→ **Written problem**
From the listing that follows, extract every line and set it down unaltered.

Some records

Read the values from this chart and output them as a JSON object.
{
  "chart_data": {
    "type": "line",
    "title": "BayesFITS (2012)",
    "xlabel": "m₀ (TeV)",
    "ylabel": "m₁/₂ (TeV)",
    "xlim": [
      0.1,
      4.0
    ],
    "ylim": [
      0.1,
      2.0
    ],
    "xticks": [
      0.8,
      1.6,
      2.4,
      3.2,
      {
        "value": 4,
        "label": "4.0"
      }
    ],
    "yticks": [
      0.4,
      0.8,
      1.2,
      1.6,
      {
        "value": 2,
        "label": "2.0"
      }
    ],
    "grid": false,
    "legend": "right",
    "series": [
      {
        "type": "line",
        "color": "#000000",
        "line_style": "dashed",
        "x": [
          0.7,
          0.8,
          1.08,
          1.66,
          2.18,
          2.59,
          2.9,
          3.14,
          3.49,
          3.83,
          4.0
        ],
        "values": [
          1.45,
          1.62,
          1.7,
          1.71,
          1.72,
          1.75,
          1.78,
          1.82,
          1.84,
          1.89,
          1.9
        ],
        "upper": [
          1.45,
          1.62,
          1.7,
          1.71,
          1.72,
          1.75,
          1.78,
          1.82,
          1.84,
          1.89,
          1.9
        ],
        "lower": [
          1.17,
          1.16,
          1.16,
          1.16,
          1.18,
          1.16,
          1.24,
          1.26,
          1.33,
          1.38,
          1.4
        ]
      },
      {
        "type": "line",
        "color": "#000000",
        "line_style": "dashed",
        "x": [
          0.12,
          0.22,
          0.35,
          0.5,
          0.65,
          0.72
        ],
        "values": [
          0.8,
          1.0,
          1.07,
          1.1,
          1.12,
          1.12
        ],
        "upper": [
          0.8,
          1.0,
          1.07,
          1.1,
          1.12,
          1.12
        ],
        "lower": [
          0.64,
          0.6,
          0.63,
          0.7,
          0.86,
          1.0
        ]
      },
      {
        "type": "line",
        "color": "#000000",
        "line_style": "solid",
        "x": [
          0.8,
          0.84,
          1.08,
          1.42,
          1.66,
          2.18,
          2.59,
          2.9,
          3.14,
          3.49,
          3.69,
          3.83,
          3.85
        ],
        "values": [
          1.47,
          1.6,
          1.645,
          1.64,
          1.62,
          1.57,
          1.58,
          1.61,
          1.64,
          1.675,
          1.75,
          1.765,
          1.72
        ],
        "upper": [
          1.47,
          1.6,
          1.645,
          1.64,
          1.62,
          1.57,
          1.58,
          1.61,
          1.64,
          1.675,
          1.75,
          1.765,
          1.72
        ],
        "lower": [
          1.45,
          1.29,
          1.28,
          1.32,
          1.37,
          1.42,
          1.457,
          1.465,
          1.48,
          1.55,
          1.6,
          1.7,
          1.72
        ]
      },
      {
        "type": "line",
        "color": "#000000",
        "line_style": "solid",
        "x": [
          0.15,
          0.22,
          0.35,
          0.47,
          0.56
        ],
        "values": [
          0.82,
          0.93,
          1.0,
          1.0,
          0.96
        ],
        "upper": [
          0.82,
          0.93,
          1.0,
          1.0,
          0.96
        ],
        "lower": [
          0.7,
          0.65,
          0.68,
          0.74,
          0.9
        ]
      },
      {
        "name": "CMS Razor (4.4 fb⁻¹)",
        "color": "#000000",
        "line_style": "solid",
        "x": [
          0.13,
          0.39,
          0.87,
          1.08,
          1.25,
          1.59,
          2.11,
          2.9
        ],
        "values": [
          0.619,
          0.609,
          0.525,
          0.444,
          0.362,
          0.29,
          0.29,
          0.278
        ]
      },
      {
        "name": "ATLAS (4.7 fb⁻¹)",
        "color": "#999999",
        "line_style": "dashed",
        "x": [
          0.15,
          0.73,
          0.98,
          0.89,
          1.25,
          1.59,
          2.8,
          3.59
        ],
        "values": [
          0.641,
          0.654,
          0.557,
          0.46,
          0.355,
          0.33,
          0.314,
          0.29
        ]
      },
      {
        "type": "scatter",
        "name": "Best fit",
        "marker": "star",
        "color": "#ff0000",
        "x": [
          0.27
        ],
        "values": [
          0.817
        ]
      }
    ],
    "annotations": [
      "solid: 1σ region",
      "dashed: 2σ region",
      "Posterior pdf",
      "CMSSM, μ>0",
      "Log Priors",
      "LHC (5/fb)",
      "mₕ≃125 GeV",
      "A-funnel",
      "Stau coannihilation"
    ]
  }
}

→ **Finished exercise**
Read the values from this chart and output them as a JSON object.
{
  "chart_data": {
    "type": "line",
    "title": "BayesFITS (2012)",
    "xlabel": "m₀ (TeV)",
    "ylabel": "m₁/₂ (TeV)",
    "xlim": [
      0.1,
      4.0
    ],
    "ylim": [
      0.1,
      2.0
    ],
    "xticks": [
      0.8,
      1.6,
      2.4,
      3.2,
      {
        "value": 4,
        "label": "4.0"
      }
    ],
    "yticks": [
      0.4,
      0.8,
      1.2,
      1.6,
      {
        "value": 2,
        "label": "2.0"
      }
    ],
    "grid": false,
    "legend": "right",
    "series": [
      {
        "type": "line",
        "color": "#000000",
        "line_style": "dashed",
        "x": [
          0.7,
          0.8,
          1.08,
          1.66,
          2.18,
          2.59,
          2.9,
          3.14,
          3.49,
          3.83,
          4.0
        ],
        "values": [
          1.45,
          1.62,
          1.7,
          1.71,
          1.72,
          1.75,
          1.78,
          1.82,
          1.84,
          1.89,
          1.9
        ],
        "upper": [
          1.45,
          1.62,
          1.7,
          1.71,
          1.72,
          1.75,
          1.78,
          1.82,
          1.84,
          1.89,
          1.9
        ],
        "lower": [
          1.17,
          1.16,
          1.16,
          1.16,
          1.18,
          1.16,
          1.24,
          1.26,
          1.33,
          1.38,
          1.4
        ]
      },
      {
        "type": "line",
        "color": "#000000",
        "line_style": "dashed",
        "x": [
          0.12,
          0.22,
          0.35,
          0.5,
          0.65,
          0.72
        ],
        "values": [
          0.8,
          1.0,
          1.07,
          1.1,
          1.12,
          1.12
        ],
        "upper": [
          0.8,
          1.0,
          1.07,
          1.1,
          1.12,
          1.12
        ],
        "lower": [
          0.64,
          0.6,
          0.63,
          0.7,
          0.86,
          1.0
        ]
      },
      {
        "type": "line",
        "color": "#000000",
        "line_style": "solid",
        "x": [
          0.8,
          0.84,
          1.08,
          1.42,
          1.66,
          2.18,
          2.59,
          2.9,
          3.14,
          3.49,
          3.69,
          3.83,
          3.85
        ],
        "values": [
          1.47,
          1.6,
          1.645,
          1.64,
          1.62,
          1.57,
          1.58,
          1.61,
          1.64,
          1.675,
          1.75,
          1.765,
          1.72
        ],
        "upper": [
          1.47,
          1.6,
          1.645,
          1.64,
          1.62,
          1.57,
          1.58,
          1.61,
          1.64,
          1.675,
          1.75,
          1.765,
          1.72
        ],
        "lower": [
          1.45,
          1.29,
          1.28,
          1.32,
          1.37,
          1.42,
          1.457,
          1.465,
          1.48,
          1.55,
          1.6,
          1.7,
          1.72
        ]
      },
      {
        "type": "line",
        "color": "#000000",
        "line_style": "solid",
        "x": [
          0.15,
          0.22,
          0.35,
          0.47,
          0.56
        ],
        "values": [
          0.82,
          0.93,
          1.0,
          1.0,
          0.96
        ],
        "upper": [
          0.82,
          0.93,
          1.0,
          1.0,
          0.96
        ],
        "lower": [
          0.7,
          0.65,
          0.68,
          0.74,
          0.9
        ]
      },
      {
        "name": "CMS Razor (4.4 fb⁻¹)",
        "color": "#000000",
        "line_style": "solid",
        "x": [
          0.13,
          0.39,
          0.87,
          1.08,
          1.25,
          1.59,
          2.11,
          2.9
        ],
        "values": [
          0.619,
          0.609,
          0.525,
          0.444,
          0.362,
          0.29,
          0.29,
          0.278
        ]
      },
      {
        "name": "ATLAS (4.7 fb⁻¹)",
        "color": "#999999",
        "line_style": "dashed",
        "x": [
          0.15,
          0.73,
          0.98,
          0.89,
          1.25,
          1.59,
          2.8,
          3.59
        ],
        "values": [
          0.641,
          0.654,
          0.557,
          0.46,
          0.355,
          0.33,
          0.314,
          0.29
        ]
      },
      {
        "type": "scatter",
        "name": "Best fit",
        "marker": "star",
        "color": "#ff0000",
        "x": [
          0.27
        ],
        "values": [
          0.817
        ]
      }
    ],
    "annotations": [
      "solid: 1σ region",
      "dashed: 2σ region",
      "Posterior pdf",
      "CMSSM, μ>0",
      "Log Priors",
      "LHC (5/fb)",
      "mₕ≃125 GeV",
      "A-funnel",
      "Stau coannihilation"
    ]
  }
}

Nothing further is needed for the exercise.